■ **Task details**
Reply with only the number of lines that contain the string "plain".

■ **Source data**
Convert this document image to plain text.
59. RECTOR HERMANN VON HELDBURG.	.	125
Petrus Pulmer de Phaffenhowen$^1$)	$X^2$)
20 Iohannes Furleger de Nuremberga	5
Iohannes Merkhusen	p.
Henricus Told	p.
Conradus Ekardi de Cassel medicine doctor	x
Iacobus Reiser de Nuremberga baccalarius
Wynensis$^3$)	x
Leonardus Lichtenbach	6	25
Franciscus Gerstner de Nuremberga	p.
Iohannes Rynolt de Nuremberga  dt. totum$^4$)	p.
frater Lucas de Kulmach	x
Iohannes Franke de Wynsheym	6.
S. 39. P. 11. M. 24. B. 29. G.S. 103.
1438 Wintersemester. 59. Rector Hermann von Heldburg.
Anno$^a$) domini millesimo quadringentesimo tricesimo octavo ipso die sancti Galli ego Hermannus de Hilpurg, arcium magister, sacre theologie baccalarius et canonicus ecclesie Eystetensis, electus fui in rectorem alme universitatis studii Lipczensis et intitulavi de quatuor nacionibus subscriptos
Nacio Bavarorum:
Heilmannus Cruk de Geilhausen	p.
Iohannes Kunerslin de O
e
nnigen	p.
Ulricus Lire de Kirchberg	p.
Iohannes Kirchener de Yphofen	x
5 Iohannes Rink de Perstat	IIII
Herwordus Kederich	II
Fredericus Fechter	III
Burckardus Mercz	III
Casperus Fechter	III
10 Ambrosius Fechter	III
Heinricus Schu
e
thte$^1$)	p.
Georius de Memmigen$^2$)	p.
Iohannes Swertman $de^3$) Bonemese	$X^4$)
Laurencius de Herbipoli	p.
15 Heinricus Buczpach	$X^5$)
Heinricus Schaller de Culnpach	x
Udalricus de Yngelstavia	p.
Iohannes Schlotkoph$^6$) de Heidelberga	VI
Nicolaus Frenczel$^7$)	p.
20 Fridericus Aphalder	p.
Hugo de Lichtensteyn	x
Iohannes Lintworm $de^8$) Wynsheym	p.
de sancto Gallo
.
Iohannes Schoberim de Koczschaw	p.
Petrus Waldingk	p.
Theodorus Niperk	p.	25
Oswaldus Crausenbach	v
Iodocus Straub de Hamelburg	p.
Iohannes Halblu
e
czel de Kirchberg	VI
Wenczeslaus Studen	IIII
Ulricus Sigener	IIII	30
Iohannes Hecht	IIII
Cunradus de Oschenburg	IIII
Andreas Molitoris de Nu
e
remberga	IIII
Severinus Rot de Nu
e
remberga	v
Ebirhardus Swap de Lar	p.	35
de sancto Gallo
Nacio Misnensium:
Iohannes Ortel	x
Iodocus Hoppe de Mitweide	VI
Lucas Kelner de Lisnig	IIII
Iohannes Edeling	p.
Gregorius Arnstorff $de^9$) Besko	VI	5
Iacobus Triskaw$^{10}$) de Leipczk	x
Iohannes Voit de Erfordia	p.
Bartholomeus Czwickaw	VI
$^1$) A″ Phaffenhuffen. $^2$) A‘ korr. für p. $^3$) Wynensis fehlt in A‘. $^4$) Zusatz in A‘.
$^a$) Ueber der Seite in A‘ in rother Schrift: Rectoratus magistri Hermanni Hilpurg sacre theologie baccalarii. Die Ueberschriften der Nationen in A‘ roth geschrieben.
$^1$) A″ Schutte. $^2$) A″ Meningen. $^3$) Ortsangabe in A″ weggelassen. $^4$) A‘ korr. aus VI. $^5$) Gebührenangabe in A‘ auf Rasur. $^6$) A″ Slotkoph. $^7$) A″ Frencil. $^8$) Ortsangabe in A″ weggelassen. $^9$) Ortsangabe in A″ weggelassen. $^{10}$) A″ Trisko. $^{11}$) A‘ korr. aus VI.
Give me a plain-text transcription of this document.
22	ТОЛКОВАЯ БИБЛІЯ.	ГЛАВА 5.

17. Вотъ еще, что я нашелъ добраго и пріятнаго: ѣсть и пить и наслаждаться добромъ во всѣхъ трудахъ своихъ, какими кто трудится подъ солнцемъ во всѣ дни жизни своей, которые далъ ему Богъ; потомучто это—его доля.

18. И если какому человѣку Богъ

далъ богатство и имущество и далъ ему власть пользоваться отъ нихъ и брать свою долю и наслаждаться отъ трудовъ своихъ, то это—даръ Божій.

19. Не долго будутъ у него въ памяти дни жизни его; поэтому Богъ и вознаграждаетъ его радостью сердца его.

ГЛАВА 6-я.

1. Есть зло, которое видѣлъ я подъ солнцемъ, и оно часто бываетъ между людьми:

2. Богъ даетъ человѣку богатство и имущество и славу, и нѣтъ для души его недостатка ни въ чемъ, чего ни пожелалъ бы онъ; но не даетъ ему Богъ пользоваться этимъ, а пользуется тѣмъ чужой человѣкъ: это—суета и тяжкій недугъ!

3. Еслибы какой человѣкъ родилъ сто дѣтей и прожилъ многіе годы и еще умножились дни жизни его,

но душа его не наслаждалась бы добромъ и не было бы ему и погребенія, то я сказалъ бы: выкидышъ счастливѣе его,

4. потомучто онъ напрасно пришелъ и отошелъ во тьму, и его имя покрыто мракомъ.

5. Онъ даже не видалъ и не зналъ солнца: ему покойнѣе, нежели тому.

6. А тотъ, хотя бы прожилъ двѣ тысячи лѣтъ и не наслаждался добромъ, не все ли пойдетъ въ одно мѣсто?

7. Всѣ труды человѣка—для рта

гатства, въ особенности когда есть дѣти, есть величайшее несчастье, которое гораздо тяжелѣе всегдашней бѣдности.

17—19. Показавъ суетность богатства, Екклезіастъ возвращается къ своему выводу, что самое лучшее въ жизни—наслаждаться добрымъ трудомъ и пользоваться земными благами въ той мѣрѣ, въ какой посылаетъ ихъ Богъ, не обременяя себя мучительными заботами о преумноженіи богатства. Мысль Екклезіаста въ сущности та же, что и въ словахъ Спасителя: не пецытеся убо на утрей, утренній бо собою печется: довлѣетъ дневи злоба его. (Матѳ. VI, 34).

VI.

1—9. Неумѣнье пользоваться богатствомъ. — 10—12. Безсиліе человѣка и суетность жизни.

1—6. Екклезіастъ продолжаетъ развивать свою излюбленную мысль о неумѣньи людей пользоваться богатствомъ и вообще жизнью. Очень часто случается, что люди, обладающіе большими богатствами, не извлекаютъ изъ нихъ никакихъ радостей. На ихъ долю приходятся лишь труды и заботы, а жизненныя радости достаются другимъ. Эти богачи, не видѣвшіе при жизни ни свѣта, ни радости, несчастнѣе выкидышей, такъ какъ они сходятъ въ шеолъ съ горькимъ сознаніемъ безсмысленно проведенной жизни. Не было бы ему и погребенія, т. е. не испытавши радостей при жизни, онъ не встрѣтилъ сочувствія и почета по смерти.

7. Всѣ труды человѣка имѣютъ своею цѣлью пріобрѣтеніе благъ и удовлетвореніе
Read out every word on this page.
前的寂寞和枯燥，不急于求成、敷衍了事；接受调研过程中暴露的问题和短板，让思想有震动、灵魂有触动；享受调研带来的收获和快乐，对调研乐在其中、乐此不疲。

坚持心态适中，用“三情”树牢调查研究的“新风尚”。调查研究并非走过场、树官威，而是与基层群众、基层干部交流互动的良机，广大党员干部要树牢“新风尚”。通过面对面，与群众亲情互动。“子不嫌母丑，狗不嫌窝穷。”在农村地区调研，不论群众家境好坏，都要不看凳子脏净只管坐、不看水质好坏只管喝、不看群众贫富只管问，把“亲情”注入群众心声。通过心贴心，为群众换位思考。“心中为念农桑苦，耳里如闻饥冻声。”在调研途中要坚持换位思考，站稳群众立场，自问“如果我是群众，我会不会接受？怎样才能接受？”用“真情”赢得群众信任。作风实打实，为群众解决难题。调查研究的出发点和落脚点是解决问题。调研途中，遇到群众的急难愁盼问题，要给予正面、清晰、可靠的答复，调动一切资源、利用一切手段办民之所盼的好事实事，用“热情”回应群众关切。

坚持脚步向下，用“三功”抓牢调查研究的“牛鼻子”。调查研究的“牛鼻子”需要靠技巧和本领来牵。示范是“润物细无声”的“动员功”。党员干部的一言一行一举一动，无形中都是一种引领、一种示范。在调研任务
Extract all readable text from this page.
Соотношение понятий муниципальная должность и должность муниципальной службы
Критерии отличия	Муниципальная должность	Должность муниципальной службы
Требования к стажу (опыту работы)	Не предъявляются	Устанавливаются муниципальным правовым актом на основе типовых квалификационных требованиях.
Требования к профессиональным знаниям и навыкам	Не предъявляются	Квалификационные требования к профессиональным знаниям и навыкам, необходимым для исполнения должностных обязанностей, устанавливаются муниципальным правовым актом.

■ **Reply**
2